[Data items]
________________________

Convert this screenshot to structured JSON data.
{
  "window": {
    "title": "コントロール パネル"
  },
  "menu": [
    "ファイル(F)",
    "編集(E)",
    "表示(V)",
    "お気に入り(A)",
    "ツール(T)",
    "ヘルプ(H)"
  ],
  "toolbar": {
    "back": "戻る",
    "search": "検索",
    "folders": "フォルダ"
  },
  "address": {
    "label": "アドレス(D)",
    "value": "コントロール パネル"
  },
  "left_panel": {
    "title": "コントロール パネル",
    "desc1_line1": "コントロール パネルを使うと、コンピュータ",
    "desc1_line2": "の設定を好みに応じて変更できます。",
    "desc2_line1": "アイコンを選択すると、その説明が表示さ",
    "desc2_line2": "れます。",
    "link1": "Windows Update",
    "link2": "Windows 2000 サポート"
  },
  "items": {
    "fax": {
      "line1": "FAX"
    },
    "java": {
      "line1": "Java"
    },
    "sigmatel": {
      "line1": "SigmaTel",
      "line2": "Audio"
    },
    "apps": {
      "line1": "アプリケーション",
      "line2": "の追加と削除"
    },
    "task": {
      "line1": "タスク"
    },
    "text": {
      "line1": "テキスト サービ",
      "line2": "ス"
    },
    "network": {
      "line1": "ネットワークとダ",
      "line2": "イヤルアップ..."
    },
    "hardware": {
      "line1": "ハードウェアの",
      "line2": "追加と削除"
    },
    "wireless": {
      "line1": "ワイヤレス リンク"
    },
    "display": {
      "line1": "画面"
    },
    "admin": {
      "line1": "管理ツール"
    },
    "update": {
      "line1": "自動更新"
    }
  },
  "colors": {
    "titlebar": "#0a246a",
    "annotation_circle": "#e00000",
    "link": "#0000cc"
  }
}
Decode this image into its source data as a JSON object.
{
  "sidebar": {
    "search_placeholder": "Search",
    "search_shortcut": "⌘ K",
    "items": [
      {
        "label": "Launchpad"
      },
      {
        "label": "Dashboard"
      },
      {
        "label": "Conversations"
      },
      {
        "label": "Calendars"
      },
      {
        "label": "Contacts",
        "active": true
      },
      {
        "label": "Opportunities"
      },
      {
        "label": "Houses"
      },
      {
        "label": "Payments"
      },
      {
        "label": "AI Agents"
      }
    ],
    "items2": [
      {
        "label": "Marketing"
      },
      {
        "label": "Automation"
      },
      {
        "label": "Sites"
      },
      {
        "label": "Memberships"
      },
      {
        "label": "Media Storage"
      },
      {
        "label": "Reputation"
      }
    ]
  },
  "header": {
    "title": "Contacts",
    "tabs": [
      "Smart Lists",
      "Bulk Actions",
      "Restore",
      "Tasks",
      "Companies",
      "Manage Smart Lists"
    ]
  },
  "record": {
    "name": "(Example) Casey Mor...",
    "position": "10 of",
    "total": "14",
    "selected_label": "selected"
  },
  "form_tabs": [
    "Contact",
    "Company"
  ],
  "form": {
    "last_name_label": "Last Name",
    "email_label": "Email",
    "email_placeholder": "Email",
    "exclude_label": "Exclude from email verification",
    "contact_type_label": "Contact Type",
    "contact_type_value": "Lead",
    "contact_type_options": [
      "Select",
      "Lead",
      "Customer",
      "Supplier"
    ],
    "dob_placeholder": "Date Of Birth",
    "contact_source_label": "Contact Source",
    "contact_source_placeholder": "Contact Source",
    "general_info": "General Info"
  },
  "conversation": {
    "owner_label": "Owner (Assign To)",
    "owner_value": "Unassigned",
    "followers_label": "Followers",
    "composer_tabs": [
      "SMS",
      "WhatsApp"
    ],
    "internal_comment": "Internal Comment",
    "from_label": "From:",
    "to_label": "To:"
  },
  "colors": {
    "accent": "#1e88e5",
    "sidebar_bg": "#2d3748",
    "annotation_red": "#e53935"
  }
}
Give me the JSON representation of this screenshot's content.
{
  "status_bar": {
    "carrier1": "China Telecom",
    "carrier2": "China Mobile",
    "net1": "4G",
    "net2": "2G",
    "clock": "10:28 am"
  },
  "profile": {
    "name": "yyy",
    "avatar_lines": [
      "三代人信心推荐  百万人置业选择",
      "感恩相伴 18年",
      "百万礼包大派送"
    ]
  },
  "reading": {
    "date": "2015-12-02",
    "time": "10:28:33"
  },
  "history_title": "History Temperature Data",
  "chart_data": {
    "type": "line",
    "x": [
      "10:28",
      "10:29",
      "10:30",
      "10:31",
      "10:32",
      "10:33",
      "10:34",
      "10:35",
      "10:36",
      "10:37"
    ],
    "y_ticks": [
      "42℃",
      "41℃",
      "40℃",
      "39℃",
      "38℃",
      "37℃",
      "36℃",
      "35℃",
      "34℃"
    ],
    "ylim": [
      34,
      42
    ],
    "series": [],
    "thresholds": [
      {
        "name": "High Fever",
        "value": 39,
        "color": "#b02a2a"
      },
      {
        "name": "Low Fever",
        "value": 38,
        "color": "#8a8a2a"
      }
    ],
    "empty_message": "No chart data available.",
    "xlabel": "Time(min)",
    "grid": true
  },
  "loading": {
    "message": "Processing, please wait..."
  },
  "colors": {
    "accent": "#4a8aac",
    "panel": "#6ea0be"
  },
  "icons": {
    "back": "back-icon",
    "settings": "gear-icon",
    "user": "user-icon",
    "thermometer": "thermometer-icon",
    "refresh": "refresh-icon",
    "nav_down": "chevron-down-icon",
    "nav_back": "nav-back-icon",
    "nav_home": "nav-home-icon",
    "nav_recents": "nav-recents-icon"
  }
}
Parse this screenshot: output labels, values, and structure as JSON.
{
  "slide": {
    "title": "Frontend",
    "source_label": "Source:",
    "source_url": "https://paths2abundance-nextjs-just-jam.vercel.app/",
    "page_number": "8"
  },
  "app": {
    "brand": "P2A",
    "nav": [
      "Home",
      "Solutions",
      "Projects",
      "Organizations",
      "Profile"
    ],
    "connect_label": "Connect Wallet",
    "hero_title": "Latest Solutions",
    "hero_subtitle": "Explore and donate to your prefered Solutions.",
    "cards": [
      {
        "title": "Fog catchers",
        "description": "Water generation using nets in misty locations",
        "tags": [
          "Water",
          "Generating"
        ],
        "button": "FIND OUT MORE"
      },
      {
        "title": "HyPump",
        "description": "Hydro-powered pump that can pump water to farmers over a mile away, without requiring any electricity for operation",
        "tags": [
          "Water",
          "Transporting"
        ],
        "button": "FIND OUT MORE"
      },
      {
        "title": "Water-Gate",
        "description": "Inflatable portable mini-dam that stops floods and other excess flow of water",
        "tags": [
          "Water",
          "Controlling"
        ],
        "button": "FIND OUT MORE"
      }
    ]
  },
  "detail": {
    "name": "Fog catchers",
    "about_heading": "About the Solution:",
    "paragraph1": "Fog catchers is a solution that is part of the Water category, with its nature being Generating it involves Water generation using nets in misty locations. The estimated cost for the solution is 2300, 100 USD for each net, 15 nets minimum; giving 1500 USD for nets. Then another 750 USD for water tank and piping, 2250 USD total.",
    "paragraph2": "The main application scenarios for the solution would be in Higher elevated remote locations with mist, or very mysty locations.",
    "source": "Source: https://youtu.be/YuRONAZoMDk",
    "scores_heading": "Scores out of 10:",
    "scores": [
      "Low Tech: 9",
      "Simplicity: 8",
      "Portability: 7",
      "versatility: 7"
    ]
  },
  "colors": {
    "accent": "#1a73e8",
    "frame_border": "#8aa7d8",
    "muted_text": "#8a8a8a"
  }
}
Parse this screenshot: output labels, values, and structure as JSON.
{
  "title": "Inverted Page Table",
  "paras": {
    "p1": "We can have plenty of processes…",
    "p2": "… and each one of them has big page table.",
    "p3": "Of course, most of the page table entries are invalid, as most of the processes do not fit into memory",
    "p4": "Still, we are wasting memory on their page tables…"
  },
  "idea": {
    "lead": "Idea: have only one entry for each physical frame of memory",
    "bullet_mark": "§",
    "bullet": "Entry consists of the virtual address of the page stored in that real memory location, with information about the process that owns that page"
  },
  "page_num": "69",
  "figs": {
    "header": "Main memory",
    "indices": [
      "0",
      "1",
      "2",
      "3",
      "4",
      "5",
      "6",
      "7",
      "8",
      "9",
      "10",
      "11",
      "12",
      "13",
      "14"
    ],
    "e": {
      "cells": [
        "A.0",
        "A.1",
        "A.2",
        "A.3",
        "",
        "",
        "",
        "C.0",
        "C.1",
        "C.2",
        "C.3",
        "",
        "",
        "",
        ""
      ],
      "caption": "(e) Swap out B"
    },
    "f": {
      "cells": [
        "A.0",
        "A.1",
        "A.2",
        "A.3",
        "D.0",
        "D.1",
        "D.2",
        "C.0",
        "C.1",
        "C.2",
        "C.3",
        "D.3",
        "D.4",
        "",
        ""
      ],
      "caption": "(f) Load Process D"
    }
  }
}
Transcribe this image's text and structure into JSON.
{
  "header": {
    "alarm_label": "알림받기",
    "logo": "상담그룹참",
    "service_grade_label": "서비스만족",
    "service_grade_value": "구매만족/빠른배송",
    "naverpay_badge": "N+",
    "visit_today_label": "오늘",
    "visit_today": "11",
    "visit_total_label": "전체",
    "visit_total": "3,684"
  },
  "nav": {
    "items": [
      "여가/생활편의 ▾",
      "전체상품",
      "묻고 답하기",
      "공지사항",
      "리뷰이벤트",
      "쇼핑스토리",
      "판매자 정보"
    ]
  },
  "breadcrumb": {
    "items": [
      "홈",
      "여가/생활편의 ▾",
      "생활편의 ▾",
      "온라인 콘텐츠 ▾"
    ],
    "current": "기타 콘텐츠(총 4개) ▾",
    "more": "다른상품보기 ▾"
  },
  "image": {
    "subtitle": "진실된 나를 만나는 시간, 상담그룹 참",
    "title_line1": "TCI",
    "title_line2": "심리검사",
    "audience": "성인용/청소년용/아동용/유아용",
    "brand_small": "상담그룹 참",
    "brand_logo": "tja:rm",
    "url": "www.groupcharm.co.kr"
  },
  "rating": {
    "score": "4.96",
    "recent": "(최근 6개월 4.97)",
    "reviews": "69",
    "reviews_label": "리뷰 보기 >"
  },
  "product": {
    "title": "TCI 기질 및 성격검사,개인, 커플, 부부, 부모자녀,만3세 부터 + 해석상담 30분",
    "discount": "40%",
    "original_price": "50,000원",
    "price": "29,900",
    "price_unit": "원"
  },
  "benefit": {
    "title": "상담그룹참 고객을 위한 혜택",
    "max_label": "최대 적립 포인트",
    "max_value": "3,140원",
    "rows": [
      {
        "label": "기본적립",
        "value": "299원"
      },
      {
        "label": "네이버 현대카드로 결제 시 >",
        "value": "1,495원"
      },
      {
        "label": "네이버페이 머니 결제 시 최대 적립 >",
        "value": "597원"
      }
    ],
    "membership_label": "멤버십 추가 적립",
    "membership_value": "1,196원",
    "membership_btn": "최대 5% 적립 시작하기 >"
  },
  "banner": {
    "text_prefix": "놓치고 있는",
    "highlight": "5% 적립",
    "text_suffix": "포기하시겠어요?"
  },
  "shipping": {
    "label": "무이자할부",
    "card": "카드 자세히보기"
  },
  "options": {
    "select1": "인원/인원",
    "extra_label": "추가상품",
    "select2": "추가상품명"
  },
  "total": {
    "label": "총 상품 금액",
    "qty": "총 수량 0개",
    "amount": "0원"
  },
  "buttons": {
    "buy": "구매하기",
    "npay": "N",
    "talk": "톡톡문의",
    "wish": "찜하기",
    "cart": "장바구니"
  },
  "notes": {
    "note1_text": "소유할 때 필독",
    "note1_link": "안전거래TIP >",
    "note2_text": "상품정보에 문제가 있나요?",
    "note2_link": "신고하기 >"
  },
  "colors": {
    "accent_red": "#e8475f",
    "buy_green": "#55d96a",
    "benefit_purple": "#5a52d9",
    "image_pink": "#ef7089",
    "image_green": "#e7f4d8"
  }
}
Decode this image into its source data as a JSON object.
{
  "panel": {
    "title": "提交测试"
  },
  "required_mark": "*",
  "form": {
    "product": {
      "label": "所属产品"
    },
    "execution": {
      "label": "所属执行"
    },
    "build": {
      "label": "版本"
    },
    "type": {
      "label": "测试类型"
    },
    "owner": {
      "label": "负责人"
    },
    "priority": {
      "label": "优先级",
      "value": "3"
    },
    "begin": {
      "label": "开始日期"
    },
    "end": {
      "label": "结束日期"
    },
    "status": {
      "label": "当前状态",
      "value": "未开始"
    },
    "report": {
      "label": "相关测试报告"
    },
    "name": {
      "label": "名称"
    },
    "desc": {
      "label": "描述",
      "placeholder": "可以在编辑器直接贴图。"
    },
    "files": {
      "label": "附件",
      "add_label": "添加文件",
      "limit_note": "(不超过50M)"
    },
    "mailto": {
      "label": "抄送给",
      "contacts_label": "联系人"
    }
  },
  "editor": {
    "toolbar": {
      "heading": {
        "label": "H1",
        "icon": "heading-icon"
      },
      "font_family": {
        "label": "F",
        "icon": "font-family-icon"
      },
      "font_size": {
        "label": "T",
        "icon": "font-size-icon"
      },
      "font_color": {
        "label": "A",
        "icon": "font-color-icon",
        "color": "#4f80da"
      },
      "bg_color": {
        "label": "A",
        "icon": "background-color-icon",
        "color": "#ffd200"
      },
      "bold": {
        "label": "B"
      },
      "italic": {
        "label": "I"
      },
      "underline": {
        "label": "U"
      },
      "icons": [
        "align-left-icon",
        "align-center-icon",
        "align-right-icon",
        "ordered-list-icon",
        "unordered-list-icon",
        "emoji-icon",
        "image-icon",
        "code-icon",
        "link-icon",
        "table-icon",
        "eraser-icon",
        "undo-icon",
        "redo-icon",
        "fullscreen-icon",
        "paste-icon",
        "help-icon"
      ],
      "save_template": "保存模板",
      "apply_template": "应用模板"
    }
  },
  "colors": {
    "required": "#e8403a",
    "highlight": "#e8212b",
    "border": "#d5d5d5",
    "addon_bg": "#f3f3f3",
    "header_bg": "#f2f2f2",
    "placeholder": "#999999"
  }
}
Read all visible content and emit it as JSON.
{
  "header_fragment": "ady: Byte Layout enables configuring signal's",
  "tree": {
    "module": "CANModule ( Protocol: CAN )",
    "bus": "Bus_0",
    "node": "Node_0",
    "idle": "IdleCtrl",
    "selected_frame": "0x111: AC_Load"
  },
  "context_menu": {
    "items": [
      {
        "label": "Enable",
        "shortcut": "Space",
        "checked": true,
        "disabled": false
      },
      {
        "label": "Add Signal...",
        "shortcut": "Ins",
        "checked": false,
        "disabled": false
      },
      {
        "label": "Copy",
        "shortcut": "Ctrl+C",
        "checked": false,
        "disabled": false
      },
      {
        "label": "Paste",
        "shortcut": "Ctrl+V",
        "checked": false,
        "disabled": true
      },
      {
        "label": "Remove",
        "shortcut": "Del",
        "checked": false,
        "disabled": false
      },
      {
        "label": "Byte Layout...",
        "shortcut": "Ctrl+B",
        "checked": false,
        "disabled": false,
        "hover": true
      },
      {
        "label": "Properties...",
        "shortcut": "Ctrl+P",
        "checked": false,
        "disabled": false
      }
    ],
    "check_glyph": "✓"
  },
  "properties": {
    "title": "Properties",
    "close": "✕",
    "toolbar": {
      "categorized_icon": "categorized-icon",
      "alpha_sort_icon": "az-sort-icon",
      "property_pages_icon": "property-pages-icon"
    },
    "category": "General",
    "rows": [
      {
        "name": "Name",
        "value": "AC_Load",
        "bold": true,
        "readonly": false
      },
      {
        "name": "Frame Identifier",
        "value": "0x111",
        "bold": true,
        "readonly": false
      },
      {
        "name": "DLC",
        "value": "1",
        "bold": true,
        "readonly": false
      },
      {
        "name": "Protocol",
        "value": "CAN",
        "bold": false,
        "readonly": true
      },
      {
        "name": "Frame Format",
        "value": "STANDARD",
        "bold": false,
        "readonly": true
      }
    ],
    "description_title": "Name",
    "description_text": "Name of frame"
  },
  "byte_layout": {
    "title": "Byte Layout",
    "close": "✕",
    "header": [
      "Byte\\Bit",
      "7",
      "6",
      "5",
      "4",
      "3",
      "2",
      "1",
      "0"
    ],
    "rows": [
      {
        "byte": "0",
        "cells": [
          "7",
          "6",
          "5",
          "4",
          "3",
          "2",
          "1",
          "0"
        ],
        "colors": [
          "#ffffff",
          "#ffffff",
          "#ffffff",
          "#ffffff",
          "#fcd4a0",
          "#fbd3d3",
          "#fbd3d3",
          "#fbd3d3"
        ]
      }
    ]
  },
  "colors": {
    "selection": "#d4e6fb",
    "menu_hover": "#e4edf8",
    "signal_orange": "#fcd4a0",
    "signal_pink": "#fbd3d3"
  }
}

________________________

◆ **SHORT PROBLEM**
Find and copy each line above that includes the string "locations".

◆ **RESULT**
        "description": "Water generation using nets in misty locations",
    "paragraph1": "Fog catchers is a solution that is part of the Water category, with its nature being Generating it involves Water generation using nets in misty locations. The estimated cost for the solution is 2300, 100 USD for each net, 15 nets minimum; giving 1500 USD for nets. Then another 750 USD for water tank and piping, 2250 USD total.",
    "paragraph2": "The main application scenarios for the solution would be in Higher elevated remote locations with mist, or very mysty locations.",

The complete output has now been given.